[Data items]
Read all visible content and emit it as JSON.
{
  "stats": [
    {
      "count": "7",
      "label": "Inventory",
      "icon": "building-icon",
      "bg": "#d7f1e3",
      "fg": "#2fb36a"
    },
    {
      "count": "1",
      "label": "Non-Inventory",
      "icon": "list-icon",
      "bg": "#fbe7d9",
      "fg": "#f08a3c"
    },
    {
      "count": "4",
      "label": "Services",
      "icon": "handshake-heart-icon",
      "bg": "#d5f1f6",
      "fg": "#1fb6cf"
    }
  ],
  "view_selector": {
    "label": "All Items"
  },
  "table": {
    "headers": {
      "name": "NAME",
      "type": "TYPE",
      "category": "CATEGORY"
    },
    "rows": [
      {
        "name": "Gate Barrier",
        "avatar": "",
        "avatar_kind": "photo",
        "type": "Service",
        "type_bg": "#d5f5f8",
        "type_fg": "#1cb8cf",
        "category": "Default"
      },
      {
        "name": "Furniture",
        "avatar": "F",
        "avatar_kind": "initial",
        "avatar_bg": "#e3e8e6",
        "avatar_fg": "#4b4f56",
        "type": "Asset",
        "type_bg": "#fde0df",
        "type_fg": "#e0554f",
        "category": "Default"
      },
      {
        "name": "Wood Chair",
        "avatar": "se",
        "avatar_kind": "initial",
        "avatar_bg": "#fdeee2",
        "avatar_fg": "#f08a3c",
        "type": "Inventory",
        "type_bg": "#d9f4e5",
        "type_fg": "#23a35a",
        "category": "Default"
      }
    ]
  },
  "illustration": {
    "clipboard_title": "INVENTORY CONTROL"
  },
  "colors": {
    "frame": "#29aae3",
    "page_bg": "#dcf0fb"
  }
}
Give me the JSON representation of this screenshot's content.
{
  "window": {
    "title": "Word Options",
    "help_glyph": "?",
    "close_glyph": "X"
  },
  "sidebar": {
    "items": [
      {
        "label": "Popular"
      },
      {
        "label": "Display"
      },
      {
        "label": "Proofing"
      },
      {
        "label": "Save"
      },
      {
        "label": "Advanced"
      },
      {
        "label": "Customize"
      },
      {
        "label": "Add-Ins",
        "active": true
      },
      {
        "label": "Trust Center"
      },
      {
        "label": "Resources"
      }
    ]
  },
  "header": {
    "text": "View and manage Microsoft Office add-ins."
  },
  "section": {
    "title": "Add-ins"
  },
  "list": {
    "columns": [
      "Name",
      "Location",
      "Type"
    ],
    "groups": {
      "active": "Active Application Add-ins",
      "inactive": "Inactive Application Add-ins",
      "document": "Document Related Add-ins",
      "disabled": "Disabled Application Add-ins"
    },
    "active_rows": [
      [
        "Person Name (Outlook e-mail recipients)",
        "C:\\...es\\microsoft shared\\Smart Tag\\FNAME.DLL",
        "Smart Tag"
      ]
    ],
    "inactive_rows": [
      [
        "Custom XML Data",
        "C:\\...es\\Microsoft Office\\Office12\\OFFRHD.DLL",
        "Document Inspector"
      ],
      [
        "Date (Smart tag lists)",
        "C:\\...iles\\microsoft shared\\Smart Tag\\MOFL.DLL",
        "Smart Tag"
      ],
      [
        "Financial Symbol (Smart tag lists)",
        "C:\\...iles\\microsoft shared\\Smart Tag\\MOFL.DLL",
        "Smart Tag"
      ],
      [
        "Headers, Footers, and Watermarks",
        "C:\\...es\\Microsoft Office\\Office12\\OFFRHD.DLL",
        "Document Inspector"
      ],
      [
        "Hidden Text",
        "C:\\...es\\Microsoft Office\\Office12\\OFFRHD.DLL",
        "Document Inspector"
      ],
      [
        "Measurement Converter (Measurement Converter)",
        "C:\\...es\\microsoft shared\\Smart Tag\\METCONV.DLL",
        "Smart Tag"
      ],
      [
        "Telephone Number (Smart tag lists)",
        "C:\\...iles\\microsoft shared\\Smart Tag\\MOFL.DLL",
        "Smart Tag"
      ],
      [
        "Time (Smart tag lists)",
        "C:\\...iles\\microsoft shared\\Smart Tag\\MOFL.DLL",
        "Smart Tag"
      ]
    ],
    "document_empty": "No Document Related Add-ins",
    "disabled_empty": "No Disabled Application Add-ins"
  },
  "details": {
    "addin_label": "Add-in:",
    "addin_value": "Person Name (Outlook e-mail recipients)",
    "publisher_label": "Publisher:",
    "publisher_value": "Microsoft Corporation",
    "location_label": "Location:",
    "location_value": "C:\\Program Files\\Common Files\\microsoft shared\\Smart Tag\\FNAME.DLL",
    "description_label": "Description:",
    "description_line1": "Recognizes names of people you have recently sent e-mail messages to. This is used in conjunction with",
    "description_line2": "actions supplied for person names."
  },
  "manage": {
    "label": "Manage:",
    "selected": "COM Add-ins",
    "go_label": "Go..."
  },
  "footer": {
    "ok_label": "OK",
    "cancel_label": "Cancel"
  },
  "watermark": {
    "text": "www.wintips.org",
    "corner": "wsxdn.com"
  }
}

(Stated goal) All lines in the data that contain the word "mail" should be copied.

(Response to this task)
        "Person Name (Outlook e-mail recipients)",
    "addin_value": "Person Name (Outlook e-mail recipients)",
    "description_line1": "Recognizes names of people you have recently sent e-mail messages to. This is used in conjunction with",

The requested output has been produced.